--- Start of DATA SECTION ---

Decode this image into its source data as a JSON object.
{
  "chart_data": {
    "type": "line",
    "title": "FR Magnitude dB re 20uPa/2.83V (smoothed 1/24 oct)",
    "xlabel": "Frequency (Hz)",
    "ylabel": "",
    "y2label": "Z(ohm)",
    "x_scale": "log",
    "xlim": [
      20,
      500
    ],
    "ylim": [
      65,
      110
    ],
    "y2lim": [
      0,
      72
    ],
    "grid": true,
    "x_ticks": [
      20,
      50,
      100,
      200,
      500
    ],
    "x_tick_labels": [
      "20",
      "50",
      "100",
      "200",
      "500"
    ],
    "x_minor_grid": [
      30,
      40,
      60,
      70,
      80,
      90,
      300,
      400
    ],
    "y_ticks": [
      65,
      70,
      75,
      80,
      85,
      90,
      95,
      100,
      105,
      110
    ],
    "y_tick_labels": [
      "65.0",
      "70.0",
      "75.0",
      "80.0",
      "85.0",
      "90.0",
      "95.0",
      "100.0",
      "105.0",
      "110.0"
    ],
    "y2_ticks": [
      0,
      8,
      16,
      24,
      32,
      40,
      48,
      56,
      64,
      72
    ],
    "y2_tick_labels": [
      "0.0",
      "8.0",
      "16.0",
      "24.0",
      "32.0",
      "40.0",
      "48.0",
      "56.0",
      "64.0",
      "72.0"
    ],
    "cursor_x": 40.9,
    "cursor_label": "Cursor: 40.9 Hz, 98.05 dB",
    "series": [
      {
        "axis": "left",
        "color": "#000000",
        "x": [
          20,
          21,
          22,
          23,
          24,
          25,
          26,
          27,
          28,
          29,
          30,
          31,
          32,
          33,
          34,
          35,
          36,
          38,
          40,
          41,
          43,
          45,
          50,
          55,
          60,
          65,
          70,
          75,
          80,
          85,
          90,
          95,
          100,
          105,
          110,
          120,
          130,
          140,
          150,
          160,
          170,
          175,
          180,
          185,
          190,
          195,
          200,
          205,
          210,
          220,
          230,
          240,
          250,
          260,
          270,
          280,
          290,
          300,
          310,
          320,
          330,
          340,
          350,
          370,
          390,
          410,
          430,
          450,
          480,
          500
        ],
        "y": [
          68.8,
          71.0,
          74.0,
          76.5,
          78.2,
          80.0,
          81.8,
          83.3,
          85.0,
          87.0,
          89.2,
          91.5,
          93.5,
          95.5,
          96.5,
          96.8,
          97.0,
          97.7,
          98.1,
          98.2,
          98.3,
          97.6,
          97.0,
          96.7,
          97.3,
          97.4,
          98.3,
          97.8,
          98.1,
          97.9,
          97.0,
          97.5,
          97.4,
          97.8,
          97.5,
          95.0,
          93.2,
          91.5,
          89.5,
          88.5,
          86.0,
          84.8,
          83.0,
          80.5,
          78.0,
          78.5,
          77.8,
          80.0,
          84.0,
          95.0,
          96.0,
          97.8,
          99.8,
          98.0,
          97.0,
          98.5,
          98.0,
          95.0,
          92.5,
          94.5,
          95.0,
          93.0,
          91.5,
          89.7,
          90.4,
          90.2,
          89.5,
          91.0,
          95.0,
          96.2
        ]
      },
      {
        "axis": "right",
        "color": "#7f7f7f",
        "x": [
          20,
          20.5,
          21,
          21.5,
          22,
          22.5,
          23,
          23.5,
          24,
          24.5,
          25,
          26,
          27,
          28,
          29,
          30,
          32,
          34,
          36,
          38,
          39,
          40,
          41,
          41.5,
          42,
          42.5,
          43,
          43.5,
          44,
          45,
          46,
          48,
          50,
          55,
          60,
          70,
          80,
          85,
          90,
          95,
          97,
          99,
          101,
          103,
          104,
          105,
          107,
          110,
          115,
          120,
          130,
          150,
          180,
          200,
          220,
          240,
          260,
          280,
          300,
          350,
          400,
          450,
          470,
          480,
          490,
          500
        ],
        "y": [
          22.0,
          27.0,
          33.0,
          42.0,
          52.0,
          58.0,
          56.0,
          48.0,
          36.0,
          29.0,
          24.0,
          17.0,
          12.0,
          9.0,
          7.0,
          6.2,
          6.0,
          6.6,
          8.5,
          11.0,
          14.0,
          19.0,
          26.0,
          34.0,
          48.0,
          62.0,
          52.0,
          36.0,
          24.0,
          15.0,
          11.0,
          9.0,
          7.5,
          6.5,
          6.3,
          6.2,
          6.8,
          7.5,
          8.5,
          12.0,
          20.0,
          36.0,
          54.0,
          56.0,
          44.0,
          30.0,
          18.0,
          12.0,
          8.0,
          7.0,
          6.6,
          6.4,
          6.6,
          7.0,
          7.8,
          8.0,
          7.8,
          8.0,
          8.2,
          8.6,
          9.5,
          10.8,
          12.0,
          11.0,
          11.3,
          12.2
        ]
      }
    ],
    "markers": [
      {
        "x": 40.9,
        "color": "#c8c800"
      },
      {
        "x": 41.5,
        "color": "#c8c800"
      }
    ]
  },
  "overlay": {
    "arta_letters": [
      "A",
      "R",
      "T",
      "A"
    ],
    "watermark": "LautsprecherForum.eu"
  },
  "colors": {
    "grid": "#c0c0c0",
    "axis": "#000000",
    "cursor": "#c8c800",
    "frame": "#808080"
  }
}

--- End of DATA SECTION ---

*GOAL*:
Send back each record exactly as it stands.

*REPLY TO THE EXERCISE*:
Decode this image into its source data as a JSON object.
{
  "chart_data": {
    "type": "line",
    "title": "FR Magnitude dB re 20uPa/2.83V (smoothed 1/24 oct)",
    "xlabel": "Frequency (Hz)",
    "ylabel": "",
    "y2label": "Z(ohm)",
    "x_scale": "log",
    "xlim": [
      20,
      500
    ],
    "ylim": [
      65,
      110
    ],
    "y2lim": [
      0,
      72
    ],
    "grid": true,
    "x_ticks": [
      20,
      50,
      100,
      200,
      500
    ],
    "x_tick_labels": [
      "20",
      "50",
      "100",
      "200",
      "500"
    ],
    "x_minor_grid": [
      30,
      40,
      60,
      70,
      80,
      90,
      300,
      400
    ],
    "y_ticks": [
      65,
      70,
      75,
      80,
      85,
      90,
      95,
      100,
      105,
      110
    ],
    "y_tick_labels": [
      "65.0",
      "70.0",
      "75.0",
      "80.0",
      "85.0",
      "90.0",
      "95.0",
      "100.0",
      "105.0",
      "110.0"
    ],
    "y2_ticks": [
      0,
      8,
      16,
      24,
      32,
      40,
      48,
      56,
      64,
      72
    ],
    "y2_tick_labels": [
      "0.0",
      "8.0",
      "16.0",
      "24.0",
      "32.0",
      "40.0",
      "48.0",
      "56.0",
      "64.0",
      "72.0"
    ],
    "cursor_x": 40.9,
    "cursor_label": "Cursor: 40.9 Hz, 98.05 dB",
    "series": [
      {
        "axis": "left",
        "color": "#000000",
        "x": [
          20,
          21,
          22,
          23,
          24,
          25,
          26,
          27,
          28,
          29,
          30,
          31,
          32,
          33,
          34,
          35,
          36,
          38,
          40,
          41,
          43,
          45,
          50,
          55,
          60,
          65,
          70,
          75,
          80,
          85,
          90,
          95,
          100,
          105,
          110,
          120,
          130,
          140,
          150,
          160,
          170,
          175,
          180,
          185,
          190,
          195,
          200,
          205,
          210,
          220,
          230,
          240,
          250,
          260,
          270,
          280,
          290,
          300,
          310,
          320,
          330,
          340,
          350,
          370,
          390,
          410,
          430,
          450,
          480,
          500
        ],
        "y": [
          68.8,
          71.0,
          74.0,
          76.5,
          78.2,
          80.0,
          81.8,
          83.3,
          85.0,
          87.0,
          89.2,
          91.5,
          93.5,
          95.5,
          96.5,
          96.8,
          97.0,
          97.7,
          98.1,
          98.2,
          98.3,
          97.6,
          97.0,
          96.7,
          97.3,
          97.4,
          98.3,
          97.8,
          98.1,
          97.9,
          97.0,
          97.5,
          97.4,
          97.8,
          97.5,
          95.0,
          93.2,
          91.5,
          89.5,
          88.5,
          86.0,
          84.8,
          83.0,
          80.5,
          78.0,
          78.5,
          77.8,
          80.0,
          84.0,
          95.0,
          96.0,
          97.8,
          99.8,
          98.0,
          97.0,
          98.5,
          98.0,
          95.0,
          92.5,
          94.5,
          95.0,
          93.0,
          91.5,
          89.7,
          90.4,
          90.2,
          89.5,
          91.0,
          95.0,
          96.2
        ]
      },
      {
        "axis": "right",
        "color": "#7f7f7f",
        "x": [
          20,
          20.5,
          21,
          21.5,
          22,
          22.5,
          23,
          23.5,
          24,
          24.5,
          25,
          26,
          27,
          28,
          29,
          30,
          32,
          34,
          36,
          38,
          39,
          40,
          41,
          41.5,
          42,
          42.5,
          43,
          43.5,
          44,
          45,
          46,
          48,
          50,
          55,
          60,
          70,
          80,
          85,
          90,
          95,
          97,
          99,
          101,
          103,
          104,
          105,
          107,
          110,
          115,
          120,
          130,
          150,
          180,
          200,
          220,
          240,
          260,
          280,
          300,
          350,
          400,
          450,
          470,
          480,
          490,
          500
        ],
        "y": [
          22.0,
          27.0,
          33.0,
          42.0,
          52.0,
          58.0,
          56.0,
          48.0,
          36.0,
          29.0,
          24.0,
          17.0,
          12.0,
          9.0,
          7.0,
          6.2,
          6.0,
          6.6,
          8.5,
          11.0,
          14.0,
          19.0,
          26.0,
          34.0,
          48.0,
          62.0,
          52.0,
          36.0,
          24.0,
          15.0,
          11.0,
          9.0,
          7.5,
          6.5,
          6.3,
          6.2,
          6.8,
          7.5,
          8.5,
          12.0,
          20.0,
          36.0,
          54.0,
          56.0,
          44.0,
          30.0,
          18.0,
          12.0,
          8.0,
          7.0,
          6.6,
          6.4,
          6.6,
          7.0,
          7.8,
          8.0,
          7.8,
          8.0,
          8.2,
          8.6,
          9.5,
          10.8,
          12.0,
          11.0,
          11.3,
          12.2
        ]
      }
    ],
    "markers": [
      {
        "x": 40.9,
        "color": "#c8c800"
      },
      {
        "x": 41.5,
        "color": "#c8c800"
      }
    ]
  },
  "overlay": {
    "arta_letters": [
      "A",
      "R",
      "T",
      "A"
    ],
    "watermark": "LautsprecherForum.eu"
  },
  "colors": {
    "grid": "#c0c0c0",
    "axis": "#000000",
    "cursor": "#c8c800",
    "frame": "#808080"
  }
}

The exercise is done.